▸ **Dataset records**
========
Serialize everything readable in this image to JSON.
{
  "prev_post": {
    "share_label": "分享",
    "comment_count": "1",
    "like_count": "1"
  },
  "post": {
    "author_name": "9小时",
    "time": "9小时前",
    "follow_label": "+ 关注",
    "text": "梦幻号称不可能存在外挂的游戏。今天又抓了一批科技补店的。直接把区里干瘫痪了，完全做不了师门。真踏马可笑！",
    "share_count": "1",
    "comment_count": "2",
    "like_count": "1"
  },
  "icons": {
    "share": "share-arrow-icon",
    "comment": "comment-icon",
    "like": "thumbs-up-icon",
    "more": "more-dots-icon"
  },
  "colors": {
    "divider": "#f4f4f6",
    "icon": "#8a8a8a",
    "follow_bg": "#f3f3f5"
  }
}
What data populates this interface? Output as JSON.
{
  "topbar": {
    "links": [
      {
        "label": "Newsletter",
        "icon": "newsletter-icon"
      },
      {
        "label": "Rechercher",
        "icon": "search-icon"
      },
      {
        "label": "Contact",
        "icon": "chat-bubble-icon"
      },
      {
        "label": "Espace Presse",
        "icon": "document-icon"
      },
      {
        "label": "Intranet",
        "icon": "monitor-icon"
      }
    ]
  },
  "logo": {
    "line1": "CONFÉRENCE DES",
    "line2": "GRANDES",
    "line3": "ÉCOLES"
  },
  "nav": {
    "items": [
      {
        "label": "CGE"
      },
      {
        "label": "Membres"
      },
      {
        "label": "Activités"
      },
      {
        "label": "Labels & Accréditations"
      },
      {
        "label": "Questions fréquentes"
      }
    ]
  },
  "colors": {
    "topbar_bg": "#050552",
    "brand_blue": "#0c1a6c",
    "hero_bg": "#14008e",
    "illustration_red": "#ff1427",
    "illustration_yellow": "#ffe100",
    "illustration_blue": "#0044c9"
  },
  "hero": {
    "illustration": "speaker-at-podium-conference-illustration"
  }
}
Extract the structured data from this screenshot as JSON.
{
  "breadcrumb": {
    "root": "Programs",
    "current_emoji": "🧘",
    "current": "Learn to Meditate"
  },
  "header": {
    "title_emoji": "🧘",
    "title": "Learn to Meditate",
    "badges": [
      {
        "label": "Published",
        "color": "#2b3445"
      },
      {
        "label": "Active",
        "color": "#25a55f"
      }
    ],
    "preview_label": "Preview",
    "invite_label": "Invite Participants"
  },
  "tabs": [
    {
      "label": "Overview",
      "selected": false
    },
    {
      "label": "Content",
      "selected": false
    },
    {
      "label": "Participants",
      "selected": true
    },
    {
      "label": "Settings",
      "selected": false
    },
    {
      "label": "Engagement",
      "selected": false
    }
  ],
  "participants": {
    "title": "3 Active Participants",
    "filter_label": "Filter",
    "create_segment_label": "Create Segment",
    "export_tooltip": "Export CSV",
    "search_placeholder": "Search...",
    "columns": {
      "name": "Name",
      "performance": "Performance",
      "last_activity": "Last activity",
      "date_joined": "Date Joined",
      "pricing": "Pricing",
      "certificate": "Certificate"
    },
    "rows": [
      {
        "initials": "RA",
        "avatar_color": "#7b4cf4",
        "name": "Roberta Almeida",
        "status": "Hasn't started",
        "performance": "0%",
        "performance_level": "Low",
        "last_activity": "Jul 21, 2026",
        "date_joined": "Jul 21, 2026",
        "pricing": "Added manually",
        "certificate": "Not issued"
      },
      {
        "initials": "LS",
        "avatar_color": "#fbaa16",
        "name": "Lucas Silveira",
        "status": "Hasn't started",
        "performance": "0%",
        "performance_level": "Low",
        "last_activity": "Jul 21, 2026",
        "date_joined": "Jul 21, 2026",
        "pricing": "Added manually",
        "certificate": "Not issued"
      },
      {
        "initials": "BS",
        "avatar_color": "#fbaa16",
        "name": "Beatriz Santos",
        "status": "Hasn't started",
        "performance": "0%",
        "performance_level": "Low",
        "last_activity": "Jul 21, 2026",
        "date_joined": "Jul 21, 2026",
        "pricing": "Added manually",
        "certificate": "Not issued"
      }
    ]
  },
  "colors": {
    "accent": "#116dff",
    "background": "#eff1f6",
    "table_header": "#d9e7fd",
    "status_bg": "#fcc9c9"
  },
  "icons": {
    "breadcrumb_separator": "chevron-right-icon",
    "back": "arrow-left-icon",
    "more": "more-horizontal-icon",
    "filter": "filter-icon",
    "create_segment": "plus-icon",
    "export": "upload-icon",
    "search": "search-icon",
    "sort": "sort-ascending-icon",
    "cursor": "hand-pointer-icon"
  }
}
========
▸ **Work to complete**
Check every line of the material for the string "arrow" and give the number of lines that have it, without anything else.

▸ **Answer for this exercise**
2